# Stated problem:
Return every line of the data below that includes the string "duration".

# Extracted data:

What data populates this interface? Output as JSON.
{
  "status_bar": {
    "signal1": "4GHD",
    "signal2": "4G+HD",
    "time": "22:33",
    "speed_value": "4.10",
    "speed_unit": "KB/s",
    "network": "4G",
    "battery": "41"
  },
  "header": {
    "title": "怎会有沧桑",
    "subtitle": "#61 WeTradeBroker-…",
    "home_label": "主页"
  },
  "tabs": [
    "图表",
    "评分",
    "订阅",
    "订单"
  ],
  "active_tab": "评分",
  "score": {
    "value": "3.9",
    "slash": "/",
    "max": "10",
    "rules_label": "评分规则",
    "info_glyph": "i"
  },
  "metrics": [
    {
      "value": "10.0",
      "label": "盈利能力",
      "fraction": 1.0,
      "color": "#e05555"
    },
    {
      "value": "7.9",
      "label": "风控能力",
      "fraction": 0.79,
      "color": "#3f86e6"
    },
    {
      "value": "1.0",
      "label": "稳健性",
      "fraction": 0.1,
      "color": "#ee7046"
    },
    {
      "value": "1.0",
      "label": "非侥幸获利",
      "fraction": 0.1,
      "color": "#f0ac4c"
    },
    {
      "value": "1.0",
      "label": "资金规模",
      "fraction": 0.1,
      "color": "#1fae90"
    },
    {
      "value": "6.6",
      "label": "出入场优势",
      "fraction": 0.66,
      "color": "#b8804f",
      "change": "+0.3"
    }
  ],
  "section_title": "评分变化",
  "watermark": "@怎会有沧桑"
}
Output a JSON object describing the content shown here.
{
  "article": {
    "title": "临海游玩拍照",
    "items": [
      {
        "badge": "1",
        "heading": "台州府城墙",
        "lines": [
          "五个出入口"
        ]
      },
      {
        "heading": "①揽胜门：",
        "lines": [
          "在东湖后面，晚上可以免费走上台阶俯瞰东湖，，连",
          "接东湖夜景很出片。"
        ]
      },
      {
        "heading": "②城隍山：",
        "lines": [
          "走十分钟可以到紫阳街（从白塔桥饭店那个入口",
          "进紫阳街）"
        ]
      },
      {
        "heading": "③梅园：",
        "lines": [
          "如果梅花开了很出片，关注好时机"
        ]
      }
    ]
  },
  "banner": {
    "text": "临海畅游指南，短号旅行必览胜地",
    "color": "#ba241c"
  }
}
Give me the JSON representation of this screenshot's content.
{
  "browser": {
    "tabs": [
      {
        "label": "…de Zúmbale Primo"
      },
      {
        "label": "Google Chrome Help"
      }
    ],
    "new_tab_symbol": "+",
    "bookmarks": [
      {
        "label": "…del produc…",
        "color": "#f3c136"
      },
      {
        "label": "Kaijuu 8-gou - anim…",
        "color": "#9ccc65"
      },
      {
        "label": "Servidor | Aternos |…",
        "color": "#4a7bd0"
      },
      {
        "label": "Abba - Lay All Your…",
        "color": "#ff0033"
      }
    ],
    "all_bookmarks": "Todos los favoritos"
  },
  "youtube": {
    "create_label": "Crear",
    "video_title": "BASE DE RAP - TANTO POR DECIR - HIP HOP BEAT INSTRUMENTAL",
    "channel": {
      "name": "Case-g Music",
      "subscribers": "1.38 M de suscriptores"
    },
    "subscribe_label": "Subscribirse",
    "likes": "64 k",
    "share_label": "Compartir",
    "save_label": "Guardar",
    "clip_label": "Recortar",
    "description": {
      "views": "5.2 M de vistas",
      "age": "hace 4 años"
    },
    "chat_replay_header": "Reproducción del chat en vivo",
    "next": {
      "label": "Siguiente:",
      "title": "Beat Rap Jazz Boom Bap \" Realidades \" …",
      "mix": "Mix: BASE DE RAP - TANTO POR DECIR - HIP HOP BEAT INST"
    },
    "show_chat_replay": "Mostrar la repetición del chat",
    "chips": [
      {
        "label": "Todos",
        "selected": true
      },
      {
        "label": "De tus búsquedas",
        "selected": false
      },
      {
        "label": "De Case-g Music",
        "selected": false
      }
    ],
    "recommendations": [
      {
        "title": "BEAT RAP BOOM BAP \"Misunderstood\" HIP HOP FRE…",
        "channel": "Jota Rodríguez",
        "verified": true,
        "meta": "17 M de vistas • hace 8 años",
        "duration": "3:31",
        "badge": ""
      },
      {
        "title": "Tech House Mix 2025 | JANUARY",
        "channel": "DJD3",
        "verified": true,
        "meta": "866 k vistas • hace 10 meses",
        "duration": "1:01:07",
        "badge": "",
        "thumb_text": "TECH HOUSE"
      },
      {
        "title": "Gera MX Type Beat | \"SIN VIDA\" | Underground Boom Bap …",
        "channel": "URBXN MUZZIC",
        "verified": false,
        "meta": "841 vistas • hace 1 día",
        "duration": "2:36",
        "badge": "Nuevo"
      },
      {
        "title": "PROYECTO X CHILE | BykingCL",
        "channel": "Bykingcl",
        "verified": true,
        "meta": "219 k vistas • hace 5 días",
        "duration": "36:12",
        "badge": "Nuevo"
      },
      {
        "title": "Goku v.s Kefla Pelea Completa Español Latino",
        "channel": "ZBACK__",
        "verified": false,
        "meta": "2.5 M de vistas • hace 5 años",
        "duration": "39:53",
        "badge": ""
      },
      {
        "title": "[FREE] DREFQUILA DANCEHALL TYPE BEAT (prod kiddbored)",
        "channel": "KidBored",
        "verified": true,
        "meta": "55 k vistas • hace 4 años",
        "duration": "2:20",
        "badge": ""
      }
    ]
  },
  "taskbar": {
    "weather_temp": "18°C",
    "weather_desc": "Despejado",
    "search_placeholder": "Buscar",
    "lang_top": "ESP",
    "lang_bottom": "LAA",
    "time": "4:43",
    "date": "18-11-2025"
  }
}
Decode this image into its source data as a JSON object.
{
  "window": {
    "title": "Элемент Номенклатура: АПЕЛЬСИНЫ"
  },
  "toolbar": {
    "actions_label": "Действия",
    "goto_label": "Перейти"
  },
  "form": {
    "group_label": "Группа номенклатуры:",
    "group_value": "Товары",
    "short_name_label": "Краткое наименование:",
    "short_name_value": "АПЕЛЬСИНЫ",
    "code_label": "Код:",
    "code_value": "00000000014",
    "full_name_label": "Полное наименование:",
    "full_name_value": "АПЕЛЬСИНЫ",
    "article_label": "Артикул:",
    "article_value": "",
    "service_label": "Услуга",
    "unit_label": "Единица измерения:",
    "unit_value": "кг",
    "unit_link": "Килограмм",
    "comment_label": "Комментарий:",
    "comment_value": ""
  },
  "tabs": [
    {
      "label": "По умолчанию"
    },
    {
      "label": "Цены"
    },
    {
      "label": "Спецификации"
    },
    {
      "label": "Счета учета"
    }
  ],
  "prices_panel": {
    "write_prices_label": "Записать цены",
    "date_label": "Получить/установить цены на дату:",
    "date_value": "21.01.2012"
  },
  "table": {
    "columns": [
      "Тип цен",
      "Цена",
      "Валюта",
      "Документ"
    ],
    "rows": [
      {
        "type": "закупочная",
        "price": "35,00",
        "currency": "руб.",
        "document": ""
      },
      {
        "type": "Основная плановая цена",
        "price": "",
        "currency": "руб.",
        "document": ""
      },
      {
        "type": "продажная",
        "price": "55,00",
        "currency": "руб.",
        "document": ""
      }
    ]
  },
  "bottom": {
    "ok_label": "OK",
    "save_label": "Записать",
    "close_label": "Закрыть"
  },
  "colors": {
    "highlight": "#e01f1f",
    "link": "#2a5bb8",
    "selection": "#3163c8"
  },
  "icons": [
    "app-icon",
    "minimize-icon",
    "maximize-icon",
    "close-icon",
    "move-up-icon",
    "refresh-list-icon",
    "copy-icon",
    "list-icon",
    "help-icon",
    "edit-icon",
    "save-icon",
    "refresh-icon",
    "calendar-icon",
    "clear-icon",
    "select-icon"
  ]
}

# Solution to this exercise:
        "duration": "3:31",
        "duration": "1:01:07",
        "duration": "2:36",
        "duration": "36:12",
        "duration": "39:53",
        "duration": "2:20",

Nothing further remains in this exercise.